TASK TO CARRY OUT
Tally the lines that hold the string "product", and reply with the count alone.

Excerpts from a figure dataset
* Begin *
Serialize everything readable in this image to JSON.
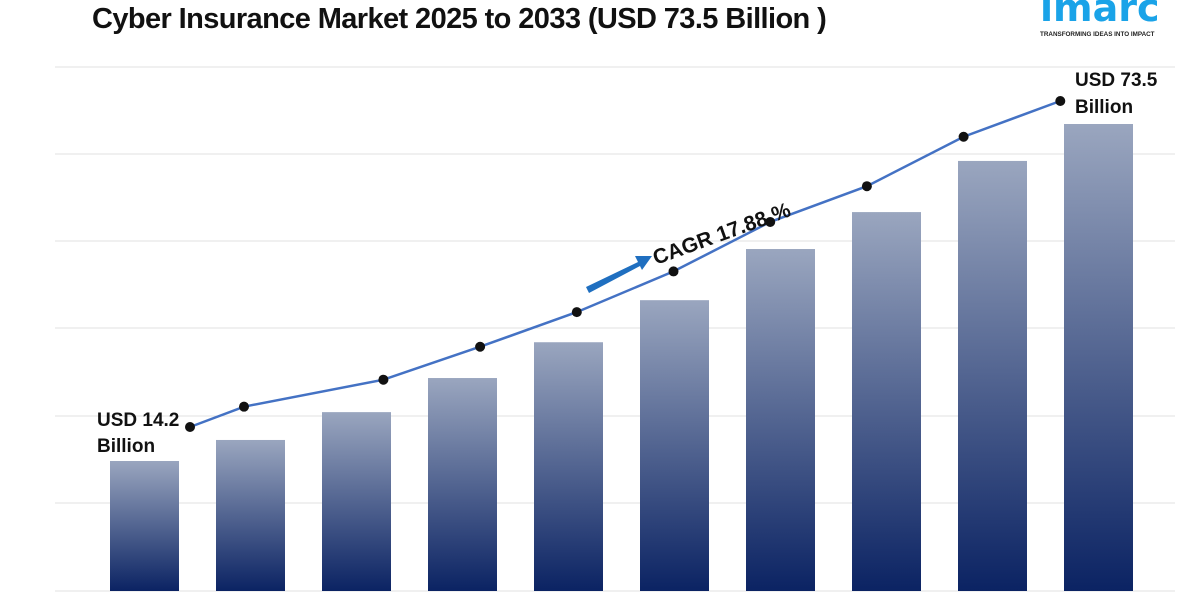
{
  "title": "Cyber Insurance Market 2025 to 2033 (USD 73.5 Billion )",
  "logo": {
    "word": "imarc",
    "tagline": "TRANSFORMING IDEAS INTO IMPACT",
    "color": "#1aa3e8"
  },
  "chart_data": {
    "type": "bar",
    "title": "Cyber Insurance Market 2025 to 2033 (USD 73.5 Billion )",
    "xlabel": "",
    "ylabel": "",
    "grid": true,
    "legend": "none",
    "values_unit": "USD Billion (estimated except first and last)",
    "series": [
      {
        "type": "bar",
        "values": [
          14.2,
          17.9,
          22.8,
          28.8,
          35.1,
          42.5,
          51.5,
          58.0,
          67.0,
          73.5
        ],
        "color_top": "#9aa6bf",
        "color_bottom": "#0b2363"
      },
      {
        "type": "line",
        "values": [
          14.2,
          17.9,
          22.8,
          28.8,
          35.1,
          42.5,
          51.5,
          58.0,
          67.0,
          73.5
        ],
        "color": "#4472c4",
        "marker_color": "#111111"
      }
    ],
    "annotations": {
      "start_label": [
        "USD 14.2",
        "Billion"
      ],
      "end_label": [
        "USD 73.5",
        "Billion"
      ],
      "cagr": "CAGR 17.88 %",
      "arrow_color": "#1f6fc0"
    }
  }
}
* End *
* Begin *
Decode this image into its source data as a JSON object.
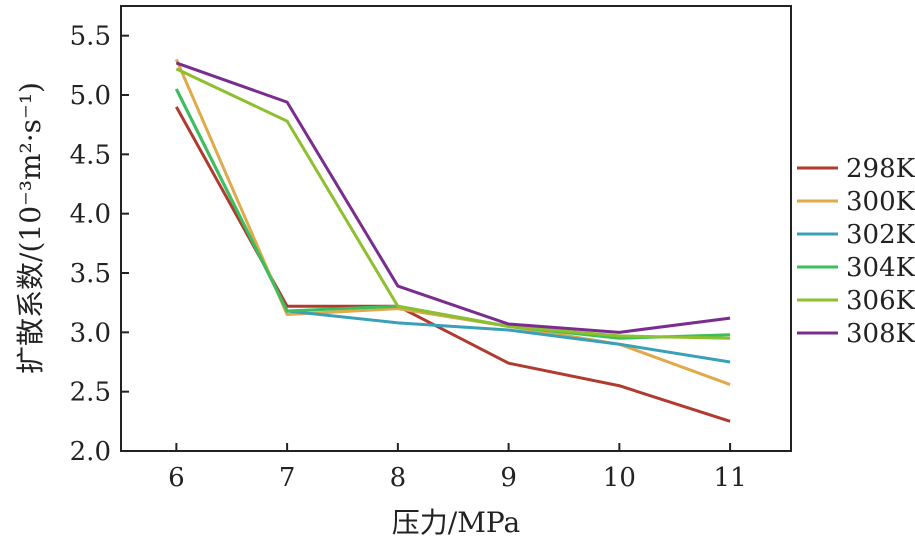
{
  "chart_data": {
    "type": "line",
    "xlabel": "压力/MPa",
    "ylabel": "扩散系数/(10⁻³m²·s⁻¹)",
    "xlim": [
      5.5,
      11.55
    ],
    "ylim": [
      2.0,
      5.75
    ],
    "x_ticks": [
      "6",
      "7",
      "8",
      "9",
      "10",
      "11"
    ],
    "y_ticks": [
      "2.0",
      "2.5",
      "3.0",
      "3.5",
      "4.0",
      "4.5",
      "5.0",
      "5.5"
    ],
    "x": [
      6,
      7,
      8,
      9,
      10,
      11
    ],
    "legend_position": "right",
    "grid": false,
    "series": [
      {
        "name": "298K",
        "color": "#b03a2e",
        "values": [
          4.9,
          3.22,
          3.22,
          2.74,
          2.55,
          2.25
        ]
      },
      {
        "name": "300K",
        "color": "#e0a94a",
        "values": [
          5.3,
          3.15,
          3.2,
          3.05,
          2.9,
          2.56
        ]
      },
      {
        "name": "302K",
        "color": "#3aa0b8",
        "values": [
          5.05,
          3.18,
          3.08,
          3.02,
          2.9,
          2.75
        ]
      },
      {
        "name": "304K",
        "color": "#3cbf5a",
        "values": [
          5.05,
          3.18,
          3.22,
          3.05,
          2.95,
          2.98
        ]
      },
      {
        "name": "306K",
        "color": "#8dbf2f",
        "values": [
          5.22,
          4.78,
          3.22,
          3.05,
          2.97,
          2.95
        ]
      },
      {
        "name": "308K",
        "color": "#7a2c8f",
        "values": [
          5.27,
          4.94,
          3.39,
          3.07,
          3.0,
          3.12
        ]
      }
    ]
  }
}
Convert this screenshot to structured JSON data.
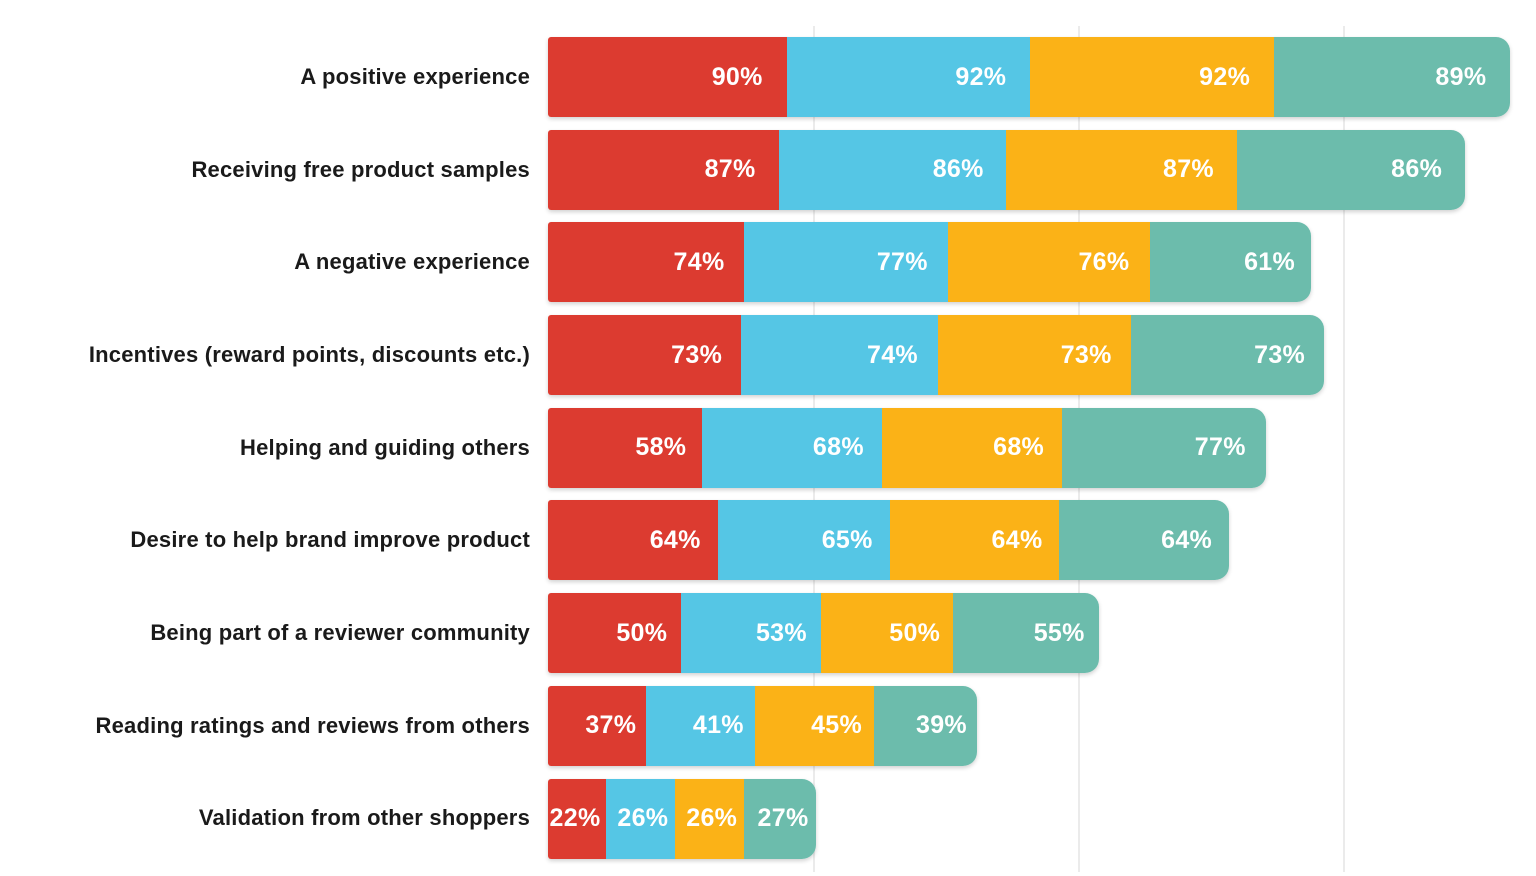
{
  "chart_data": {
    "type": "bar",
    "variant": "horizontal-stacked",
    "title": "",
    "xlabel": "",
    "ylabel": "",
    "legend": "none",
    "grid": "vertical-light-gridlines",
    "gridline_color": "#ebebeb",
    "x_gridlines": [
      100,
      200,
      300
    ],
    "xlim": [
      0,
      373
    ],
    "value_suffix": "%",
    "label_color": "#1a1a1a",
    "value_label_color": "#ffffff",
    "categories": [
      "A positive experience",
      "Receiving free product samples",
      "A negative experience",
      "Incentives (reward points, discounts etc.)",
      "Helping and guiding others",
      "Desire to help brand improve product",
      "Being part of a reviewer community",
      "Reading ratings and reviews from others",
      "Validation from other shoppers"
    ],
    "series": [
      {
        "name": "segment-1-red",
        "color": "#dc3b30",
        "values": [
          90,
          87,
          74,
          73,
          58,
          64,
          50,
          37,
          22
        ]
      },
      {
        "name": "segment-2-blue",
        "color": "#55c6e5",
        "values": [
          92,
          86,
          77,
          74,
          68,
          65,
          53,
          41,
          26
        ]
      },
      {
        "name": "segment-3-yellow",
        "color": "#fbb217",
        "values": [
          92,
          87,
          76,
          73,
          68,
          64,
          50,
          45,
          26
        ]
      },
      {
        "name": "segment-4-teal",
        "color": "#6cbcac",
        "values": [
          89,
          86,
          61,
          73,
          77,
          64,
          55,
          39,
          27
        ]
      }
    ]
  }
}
* End *
* Begin *
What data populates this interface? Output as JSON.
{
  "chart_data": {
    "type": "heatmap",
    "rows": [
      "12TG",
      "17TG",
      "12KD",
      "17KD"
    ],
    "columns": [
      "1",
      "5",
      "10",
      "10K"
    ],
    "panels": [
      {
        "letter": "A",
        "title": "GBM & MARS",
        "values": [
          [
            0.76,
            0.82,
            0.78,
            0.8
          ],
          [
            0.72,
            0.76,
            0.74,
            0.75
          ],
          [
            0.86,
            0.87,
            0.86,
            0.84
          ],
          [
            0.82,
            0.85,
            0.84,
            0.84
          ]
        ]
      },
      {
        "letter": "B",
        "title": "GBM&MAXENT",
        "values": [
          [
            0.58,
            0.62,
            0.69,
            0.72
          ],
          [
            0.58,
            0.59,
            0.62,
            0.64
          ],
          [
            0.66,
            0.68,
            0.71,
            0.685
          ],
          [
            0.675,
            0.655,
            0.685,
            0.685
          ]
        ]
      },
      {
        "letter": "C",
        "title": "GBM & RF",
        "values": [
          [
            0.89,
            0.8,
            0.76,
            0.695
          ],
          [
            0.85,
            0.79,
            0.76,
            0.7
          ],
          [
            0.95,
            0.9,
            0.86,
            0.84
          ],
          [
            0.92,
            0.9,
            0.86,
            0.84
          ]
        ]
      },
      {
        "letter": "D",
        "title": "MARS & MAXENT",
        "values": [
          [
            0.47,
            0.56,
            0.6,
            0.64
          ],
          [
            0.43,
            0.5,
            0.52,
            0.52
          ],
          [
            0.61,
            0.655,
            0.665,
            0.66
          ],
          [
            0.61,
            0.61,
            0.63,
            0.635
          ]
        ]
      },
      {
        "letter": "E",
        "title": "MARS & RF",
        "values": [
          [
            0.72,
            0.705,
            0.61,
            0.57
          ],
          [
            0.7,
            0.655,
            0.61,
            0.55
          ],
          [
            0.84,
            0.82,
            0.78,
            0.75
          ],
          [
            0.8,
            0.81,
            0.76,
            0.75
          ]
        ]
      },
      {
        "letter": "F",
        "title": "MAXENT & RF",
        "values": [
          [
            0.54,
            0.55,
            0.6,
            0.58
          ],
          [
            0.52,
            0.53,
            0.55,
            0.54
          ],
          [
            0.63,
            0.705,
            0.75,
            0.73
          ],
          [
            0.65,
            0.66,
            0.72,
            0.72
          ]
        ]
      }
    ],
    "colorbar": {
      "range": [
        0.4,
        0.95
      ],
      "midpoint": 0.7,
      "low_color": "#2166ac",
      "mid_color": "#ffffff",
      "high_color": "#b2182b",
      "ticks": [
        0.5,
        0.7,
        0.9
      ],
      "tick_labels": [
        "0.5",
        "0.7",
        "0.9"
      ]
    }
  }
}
* End *
ANSWER IN FULL
2